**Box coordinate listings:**
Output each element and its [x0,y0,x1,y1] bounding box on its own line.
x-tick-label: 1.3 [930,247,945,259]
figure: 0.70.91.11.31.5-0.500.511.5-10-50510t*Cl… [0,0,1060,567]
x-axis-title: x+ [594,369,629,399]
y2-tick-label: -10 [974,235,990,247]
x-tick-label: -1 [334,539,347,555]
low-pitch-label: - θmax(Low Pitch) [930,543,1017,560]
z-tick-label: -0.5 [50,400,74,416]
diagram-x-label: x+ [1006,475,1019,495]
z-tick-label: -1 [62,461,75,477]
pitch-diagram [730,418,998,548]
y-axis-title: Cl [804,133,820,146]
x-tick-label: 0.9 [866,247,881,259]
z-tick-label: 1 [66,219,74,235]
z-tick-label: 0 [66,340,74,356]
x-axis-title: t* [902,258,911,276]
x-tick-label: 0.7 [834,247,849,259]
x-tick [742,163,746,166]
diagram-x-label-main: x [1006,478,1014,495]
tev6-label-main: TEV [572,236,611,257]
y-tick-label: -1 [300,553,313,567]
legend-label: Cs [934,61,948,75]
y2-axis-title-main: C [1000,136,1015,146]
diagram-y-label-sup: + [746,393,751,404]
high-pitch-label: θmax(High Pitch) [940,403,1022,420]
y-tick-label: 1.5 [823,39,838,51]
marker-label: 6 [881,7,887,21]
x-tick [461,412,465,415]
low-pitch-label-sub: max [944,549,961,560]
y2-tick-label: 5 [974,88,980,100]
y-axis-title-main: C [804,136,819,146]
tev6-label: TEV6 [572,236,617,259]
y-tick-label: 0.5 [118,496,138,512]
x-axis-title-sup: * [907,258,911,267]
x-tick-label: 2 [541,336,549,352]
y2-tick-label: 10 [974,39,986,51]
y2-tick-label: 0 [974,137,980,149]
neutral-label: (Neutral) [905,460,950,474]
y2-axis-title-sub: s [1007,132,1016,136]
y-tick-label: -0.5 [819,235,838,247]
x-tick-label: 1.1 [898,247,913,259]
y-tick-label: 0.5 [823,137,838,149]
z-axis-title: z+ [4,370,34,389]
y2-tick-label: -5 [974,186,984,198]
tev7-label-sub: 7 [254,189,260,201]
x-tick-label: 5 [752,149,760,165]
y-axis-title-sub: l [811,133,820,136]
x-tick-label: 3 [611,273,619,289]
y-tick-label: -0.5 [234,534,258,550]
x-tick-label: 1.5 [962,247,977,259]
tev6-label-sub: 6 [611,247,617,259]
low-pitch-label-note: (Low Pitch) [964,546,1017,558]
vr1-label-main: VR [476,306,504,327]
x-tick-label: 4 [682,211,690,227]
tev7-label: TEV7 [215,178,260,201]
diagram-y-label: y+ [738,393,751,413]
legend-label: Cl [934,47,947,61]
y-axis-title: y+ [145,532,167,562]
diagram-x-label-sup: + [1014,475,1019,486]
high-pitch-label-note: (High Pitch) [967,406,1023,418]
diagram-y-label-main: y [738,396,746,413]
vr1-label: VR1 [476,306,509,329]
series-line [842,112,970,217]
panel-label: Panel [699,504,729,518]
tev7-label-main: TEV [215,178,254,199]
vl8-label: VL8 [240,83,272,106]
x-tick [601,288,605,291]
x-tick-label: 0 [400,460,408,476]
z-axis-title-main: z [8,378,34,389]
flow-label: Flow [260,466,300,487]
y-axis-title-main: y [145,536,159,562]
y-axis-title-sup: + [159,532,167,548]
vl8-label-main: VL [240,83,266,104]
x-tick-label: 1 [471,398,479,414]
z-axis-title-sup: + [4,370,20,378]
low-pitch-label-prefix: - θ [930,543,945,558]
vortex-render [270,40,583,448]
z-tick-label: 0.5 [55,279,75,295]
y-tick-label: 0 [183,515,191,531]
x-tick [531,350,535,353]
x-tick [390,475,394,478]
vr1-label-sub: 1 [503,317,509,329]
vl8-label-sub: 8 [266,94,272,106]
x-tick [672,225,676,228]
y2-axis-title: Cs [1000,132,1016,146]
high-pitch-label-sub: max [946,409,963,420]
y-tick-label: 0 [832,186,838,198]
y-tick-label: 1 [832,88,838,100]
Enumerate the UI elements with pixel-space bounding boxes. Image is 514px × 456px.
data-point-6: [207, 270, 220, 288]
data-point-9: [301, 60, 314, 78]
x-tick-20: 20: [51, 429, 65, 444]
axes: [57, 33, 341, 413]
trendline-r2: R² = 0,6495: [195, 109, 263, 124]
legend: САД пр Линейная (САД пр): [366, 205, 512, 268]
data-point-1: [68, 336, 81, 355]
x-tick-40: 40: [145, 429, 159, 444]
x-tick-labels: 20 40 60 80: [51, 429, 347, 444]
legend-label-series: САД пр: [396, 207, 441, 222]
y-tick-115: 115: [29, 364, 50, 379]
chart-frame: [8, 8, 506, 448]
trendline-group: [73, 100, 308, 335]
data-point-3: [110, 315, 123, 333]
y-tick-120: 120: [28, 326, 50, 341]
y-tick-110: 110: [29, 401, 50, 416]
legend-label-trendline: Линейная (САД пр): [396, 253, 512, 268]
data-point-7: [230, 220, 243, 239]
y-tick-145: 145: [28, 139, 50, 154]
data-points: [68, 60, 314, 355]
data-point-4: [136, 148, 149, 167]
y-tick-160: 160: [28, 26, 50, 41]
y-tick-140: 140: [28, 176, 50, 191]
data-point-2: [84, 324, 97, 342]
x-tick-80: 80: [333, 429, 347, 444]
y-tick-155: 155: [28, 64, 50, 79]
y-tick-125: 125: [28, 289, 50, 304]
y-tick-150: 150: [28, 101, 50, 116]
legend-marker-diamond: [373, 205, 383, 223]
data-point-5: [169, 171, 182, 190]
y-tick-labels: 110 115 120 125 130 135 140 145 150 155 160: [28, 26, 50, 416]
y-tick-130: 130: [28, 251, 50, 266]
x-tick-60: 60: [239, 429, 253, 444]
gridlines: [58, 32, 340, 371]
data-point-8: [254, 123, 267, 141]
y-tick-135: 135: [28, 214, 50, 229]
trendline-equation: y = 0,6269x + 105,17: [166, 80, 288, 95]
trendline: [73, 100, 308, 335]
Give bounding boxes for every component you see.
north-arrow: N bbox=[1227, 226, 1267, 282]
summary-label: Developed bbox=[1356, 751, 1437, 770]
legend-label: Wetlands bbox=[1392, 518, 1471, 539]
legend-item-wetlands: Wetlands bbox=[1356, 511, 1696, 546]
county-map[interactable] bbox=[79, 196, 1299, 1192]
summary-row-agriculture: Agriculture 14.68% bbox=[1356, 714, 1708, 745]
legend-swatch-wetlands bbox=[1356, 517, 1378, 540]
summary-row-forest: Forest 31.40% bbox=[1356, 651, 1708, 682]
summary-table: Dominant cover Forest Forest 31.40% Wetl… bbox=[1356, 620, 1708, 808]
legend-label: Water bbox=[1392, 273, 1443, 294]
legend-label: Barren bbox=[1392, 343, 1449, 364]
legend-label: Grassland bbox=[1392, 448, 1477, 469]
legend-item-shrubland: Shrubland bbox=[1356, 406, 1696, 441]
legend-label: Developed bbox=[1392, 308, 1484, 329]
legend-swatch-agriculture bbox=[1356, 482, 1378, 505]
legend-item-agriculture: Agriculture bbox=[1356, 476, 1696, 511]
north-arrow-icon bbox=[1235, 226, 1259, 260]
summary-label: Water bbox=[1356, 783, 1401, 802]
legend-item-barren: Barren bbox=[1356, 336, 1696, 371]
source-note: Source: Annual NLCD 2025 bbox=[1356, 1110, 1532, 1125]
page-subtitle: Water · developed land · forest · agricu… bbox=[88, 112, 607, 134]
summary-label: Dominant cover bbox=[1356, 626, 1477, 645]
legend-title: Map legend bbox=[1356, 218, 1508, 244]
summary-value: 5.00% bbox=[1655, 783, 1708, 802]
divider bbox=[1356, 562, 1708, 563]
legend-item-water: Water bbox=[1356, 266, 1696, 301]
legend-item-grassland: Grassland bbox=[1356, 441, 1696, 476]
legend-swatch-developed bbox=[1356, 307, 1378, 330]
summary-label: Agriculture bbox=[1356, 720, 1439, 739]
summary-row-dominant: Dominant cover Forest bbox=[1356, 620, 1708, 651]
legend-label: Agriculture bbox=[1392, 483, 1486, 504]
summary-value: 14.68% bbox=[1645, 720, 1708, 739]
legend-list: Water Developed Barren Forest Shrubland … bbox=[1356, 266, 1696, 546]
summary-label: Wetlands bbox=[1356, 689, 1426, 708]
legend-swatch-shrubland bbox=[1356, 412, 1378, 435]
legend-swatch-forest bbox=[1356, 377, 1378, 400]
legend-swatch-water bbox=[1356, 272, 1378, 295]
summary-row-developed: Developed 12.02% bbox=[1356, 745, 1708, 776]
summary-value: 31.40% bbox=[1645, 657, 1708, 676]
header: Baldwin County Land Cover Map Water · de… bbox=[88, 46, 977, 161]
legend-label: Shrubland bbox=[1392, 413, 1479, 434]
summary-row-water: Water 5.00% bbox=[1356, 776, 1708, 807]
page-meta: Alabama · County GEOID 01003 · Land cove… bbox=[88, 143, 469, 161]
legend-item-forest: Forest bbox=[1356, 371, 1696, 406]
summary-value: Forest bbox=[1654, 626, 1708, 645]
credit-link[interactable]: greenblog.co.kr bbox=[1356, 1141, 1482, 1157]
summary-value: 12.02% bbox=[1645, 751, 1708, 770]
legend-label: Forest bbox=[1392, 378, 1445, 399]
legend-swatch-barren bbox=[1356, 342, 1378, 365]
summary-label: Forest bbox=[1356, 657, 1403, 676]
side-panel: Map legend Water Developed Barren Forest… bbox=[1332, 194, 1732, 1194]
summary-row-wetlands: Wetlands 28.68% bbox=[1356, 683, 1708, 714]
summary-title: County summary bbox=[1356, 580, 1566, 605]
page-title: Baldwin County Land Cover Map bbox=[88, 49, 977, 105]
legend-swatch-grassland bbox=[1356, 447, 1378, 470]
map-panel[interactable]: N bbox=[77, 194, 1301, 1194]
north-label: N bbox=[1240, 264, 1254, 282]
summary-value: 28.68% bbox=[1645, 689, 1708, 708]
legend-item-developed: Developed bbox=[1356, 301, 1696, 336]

**PROBLEM TO WORK ON:**
Can you rewrite the entries from the very first line up to and including the line with "diagram-x-label-main: x [1006,478,1014,495]" as a Markdown table with columns named Row and Entry, skipping any blank lines?

**SOLUTION BELOW:**
| Row | Entry |
|---|---|
| 1 | Output each element and its [x0,y0,x1,y1] bounding box on its own line. |
| 2 | x-tick-label: 1.3 [930,247,945,259] |
| 3 | figure: 0.70.91.11.31.5-0.500.511.5-10-50510t*Cl… [0,0,1060,567] |
| 4 | x-axis-title: x+ [594,369,629,399] |
| 5 | y2-tick-label: -10 [974,235,990,247] |
| 6 | x-tick-label: -1 [334,539,347,555] |
| 7 | low-pitch-label: - θmax(Low Pitch) [930,543,1017,560] |
| 8 | z-tick-label: -0.5 [50,400,74,416] |
| 9 | diagram-x-label: x+ [1006,475,1019,495] |
| 10 | z-tick-label: -1 [62,461,75,477] |
| 11 | pitch-diagram [730,418,998,548] |
| 12 | y-axis-title: Cl [804,133,820,146] |
| 13 | x-tick-label: 0.9 [866,247,881,259] |
| 14 | z-tick-label: 1 [66,219,74,235] |
| 15 | z-tick-label: 0 [66,340,74,356] |
| 16 | x-axis-title: t* [902,258,911,276] |
| 17 | x-tick-label: 0.7 [834,247,849,259] |
| 18 | x-tick [742,163,746,166] |
| 19 | diagram-x-label-main: x [1006,478,1014,495] |